__EXERCISE DESCRIPTION__:
Please copy out every line of the items below word for word, leaving out the pictures.

Collected data entries
—————

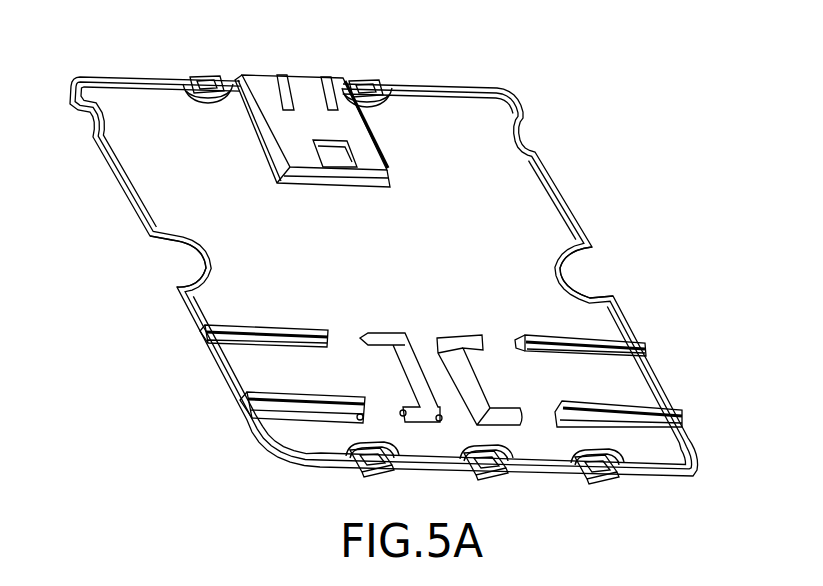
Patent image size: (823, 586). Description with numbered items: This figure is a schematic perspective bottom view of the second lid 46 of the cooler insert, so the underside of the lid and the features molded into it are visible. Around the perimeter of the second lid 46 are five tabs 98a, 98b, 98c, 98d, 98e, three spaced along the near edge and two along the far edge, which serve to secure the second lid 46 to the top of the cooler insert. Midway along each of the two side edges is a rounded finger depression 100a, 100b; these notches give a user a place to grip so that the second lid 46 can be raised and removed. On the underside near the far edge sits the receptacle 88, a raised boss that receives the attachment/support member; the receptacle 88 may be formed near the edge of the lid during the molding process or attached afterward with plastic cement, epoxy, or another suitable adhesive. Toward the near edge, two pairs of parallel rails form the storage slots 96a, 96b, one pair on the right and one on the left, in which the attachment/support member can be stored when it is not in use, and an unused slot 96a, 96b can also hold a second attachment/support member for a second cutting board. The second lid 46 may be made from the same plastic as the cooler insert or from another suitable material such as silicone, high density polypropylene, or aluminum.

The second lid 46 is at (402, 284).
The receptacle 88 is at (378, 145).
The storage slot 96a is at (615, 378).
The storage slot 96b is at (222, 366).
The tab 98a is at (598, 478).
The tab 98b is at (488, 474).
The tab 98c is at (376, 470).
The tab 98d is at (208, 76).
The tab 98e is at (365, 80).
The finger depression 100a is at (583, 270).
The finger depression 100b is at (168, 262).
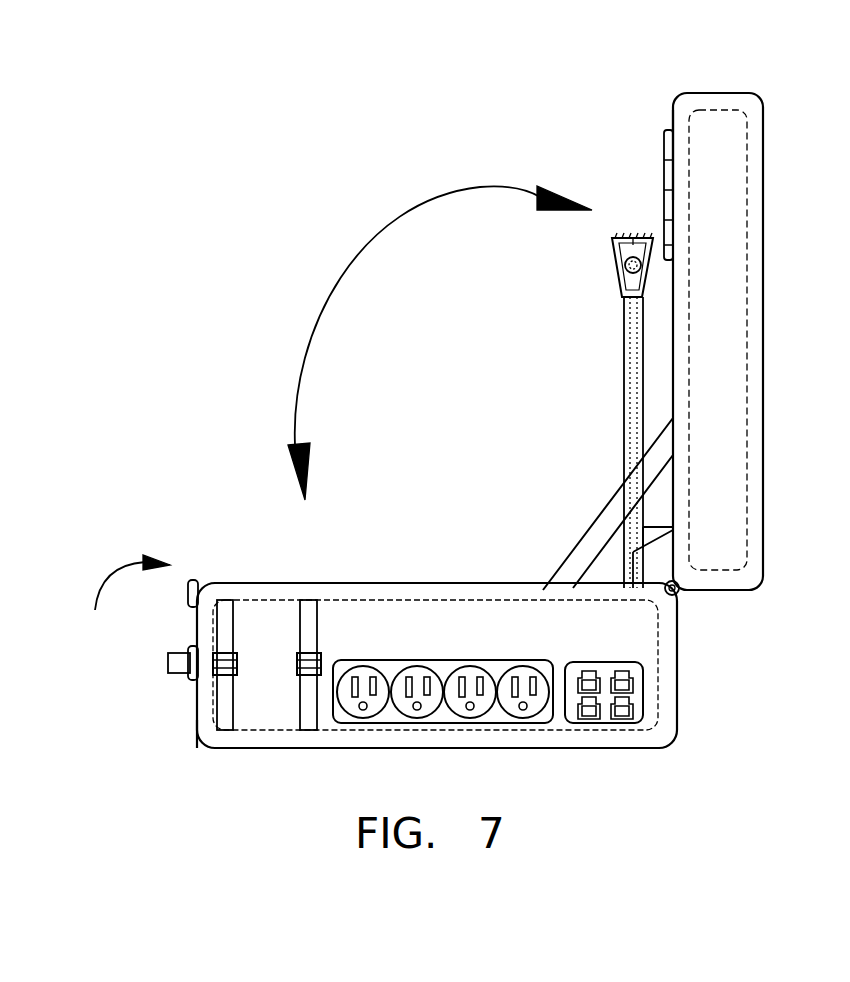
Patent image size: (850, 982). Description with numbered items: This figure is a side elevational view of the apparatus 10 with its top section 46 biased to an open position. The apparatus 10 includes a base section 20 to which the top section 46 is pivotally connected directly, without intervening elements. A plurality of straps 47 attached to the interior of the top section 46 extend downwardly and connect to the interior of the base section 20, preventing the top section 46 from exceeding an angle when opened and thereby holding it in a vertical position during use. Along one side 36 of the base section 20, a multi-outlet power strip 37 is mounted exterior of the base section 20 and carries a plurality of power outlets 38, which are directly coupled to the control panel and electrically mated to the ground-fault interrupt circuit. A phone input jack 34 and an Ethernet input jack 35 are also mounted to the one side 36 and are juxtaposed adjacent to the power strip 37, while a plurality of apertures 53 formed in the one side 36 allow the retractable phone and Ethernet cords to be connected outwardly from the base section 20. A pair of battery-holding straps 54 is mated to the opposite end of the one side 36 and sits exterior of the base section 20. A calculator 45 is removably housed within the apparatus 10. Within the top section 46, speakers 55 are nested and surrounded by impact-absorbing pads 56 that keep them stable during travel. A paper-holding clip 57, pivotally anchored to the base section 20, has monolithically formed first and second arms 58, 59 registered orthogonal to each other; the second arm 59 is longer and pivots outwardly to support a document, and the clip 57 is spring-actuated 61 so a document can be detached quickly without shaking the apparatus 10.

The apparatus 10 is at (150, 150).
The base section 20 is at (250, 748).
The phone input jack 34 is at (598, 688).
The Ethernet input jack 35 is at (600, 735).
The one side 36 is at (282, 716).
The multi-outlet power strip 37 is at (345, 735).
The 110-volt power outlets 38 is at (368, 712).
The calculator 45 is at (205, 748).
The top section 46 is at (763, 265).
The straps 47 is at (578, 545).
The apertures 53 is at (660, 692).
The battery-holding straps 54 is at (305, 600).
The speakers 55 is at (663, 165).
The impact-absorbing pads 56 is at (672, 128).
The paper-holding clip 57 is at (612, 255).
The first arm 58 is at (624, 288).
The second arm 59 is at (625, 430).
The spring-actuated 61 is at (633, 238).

—————

__FINAL ANSWER__:
Patent image size: (823, 586). Description with numbered items: This figure is a schematic perspective bottom view of the second lid 46 of the cooler insert, so the underside of the lid and the features molded into it are visible. Around the perimeter of the second lid 46 are five tabs 98a, 98b, 98c, 98d, 98e, three spaced along the near edge and two along the far edge, which serve to secure the second lid 46 to the top of the cooler insert. Midway along each of the two side edges is a rounded finger depression 100a, 100b; these notches give a user a place to grip so that the second lid 46 can be raised and removed. On the underside near the far edge sits the receptacle 88, a raised boss that receives the attachment/support member; the receptacle 88 may be formed near the edge of the lid during the molding process or attached afterward with plastic cement, epoxy, or another suitable adhesive. Toward the near edge, two pairs of parallel rails form the storage slots 96a, 96b, one pair on the right and one on the left, in which the attachment/support member can be stored when it is not in use, and an unused slot 96a, 96b can also hold a second attachment/support member for a second cutting board. The second lid 46 may be made from the same plastic as the cooler insert or from another suitable material such as silicone, high density polypropylene, or aluminum.

The second lid 46 is at (402, 284).
The receptacle 88 is at (378, 145).
The storage slot 96a is at (615, 378).
The storage slot 96b is at (222, 366).
The tab 98a is at (598, 478).
The tab 98b is at (488, 474).
The tab 98c is at (376, 470).
The tab 98d is at (208, 76).
The tab 98e is at (365, 80).
The finger depression 100a is at (583, 270).
The finger depression 100b is at (168, 262).
Patent image size: (850, 982). Description with numbered items: This figure is a side elevational view of the apparatus 10 with its top section 46 biased to an open position. The apparatus 10 includes a base section 20 to which the top section 46 is pivotally connected directly, without intervening elements. A plurality of straps 47 attached to the interior of the top section 46 extend downwardly and connect to the interior of the base section 20, preventing the top section 46 from exceeding an angle when opened and thereby holding it in a vertical position during use. Along one side 36 of the base section 20, a multi-outlet power strip 37 is mounted exterior of the base section 20 and carries a plurality of power outlets 38, which are directly coupled to the control panel and electrically mated to the ground-fault interrupt circuit. A phone input jack 34 and an Ethernet input jack 35 are also mounted to the one side 36 and are juxtaposed adjacent to the power strip 37, while a plurality of apertures 53 formed in the one side 36 allow the retractable phone and Ethernet cords to be connected outwardly from the base section 20. A pair of battery-holding straps 54 is mated to the opposite end of the one side 36 and sits exterior of the base section 20. A calculator 45 is removably housed within the apparatus 10. Within the top section 46, speakers 55 are nested and surrounded by impact-absorbing pads 56 that keep them stable during travel. A paper-holding clip 57, pivotally anchored to the base section 20, has monolithically formed first and second arms 58, 59 registered orthogonal to each other; the second arm 59 is longer and pivots outwardly to support a document, and the clip 57 is spring-actuated 61 so a document can be detached quickly without shaking the apparatus 10.

The apparatus 10 is at (150, 150).
The base section 20 is at (250, 748).
The phone input jack 34 is at (598, 688).
The Ethernet input jack 35 is at (600, 735).
The one side 36 is at (282, 716).
The multi-outlet power strip 37 is at (345, 735).
The 110-volt power outlets 38 is at (368, 712).
The calculator 45 is at (205, 748).
The top section 46 is at (763, 265).
The straps 47 is at (578, 545).
The apertures 53 is at (660, 692).
The battery-holding straps 54 is at (305, 600).
The speakers 55 is at (663, 165).
The impact-absorbing pads 56 is at (672, 128).
The paper-holding clip 57 is at (612, 255).
The first arm 58 is at (624, 288).
The second arm 59 is at (625, 430).
The spring-actuated 61 is at (633, 238).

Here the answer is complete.